⟨

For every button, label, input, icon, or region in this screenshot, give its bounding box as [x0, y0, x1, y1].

⟩
⟨

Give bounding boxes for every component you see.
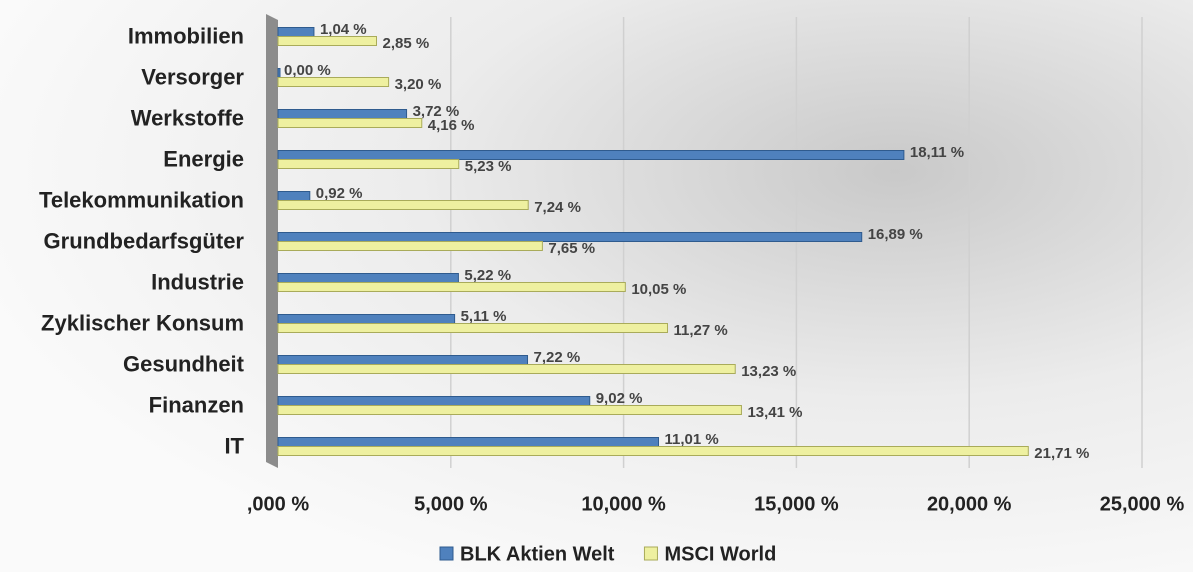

⟩
⟨

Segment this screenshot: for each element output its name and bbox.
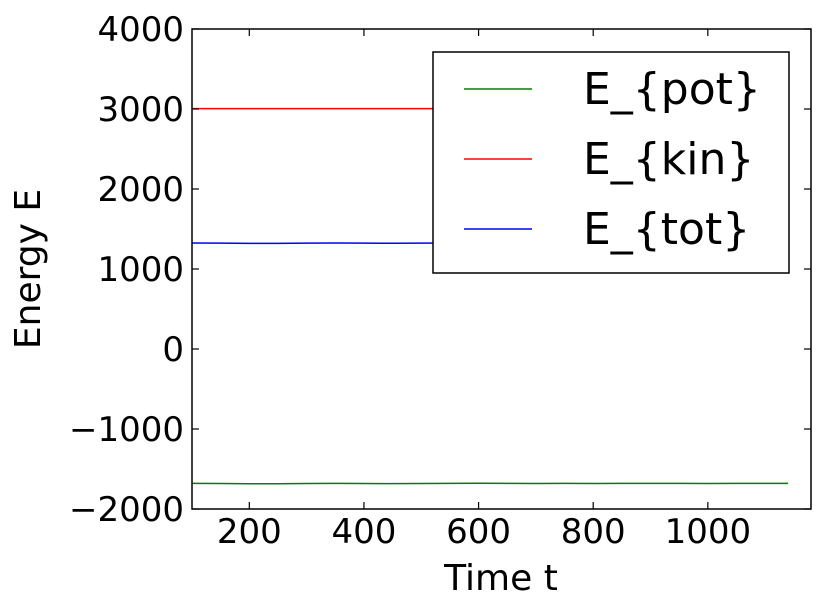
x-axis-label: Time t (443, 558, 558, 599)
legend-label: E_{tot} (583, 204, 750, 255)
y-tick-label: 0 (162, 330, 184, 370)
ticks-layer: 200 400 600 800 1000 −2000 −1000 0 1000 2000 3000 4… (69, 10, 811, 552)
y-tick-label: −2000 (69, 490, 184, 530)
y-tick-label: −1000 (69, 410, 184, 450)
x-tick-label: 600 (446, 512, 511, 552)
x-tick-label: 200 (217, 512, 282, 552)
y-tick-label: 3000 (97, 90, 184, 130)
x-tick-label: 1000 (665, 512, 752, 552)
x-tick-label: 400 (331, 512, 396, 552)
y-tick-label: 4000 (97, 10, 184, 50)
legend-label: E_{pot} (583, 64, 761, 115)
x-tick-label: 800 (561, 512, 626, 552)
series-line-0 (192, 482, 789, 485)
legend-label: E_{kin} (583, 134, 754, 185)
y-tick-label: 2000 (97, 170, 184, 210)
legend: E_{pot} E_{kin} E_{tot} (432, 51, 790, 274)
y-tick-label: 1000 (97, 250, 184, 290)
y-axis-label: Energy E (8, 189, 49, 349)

⟩

In the listing, copy out everything from the line containing "Segment this screenshot: for" down to the line containing "x-tick-label: 1000 (665, 512, 752, 552)", renaming "y-tick-label" to "vertical-tick-label" and changing nothing else. Leave the pictures out.

Segment this screenshot: for each element output its name and bbox.
x-axis-label: Time t (443, 558, 558, 599)
legend-label: E_{tot} (583, 204, 750, 255)
vertical-tick-label: 0 (162, 330, 184, 370)
ticks-layer: 200 400 600 800 1000 −2000 −1000 0 1000 2000 3000 4… (69, 10, 811, 552)
vertical-tick-label: −2000 (69, 490, 184, 530)
vertical-tick-label: −1000 (69, 410, 184, 450)
x-tick-label: 600 (446, 512, 511, 552)
x-tick-label: 200 (217, 512, 282, 552)
vertical-tick-label: 3000 (97, 90, 184, 130)
x-tick-label: 1000 (665, 512, 752, 552)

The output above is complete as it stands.